--- Dataset records ---
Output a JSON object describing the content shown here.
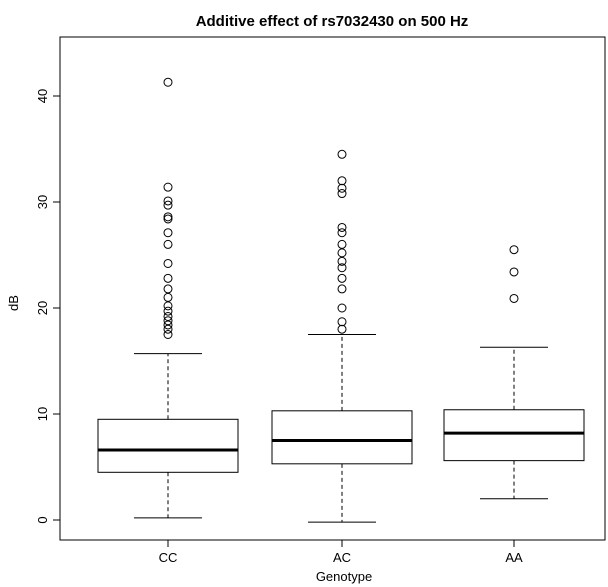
{
  "chart_data": {
    "type": "boxplot",
    "title": "Additive effect of rs7032430 on 500 Hz",
    "xlabel": "Genotype",
    "ylabel": "dB",
    "ylim": [
      -2,
      46
    ],
    "yticks": [
      0,
      10,
      20,
      30,
      40
    ],
    "yticks_labels": [
      "0",
      "10",
      "20",
      "30",
      "40"
    ],
    "grid": false,
    "categories": [
      "CC",
      "AC",
      "AA"
    ],
    "boxes": [
      {
        "category": "CC",
        "whisker_low": 0.2,
        "q1": 4.5,
        "median": 6.6,
        "q3": 9.5,
        "whisker_high": 15.7,
        "outliers": [
          17.5,
          18.0,
          18.4,
          18.8,
          19.2,
          19.7,
          20.2,
          21.0,
          21.8,
          22.8,
          24.2,
          26.0,
          27.1,
          28.4,
          28.6,
          29.7,
          30.1,
          31.4,
          41.3
        ]
      },
      {
        "category": "AC",
        "whisker_low": -0.2,
        "q1": 5.3,
        "median": 7.5,
        "q3": 10.3,
        "whisker_high": 17.5,
        "outliers": [
          18.0,
          18.7,
          20.0,
          21.8,
          22.8,
          23.8,
          24.4,
          25.2,
          26.0,
          27.1,
          27.6,
          30.8,
          31.3,
          32.0,
          34.5
        ]
      },
      {
        "category": "AA",
        "whisker_low": 2.0,
        "q1": 5.6,
        "median": 8.2,
        "q3": 10.4,
        "whisker_high": 16.3,
        "outliers": [
          20.9,
          23.4,
          25.5
        ]
      }
    ]
  }
}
---
■ **Exercise directions**
Establish how many lines of the material above hold the word "category". Nothing but the count should be returned.

■ **Solution to this task**
3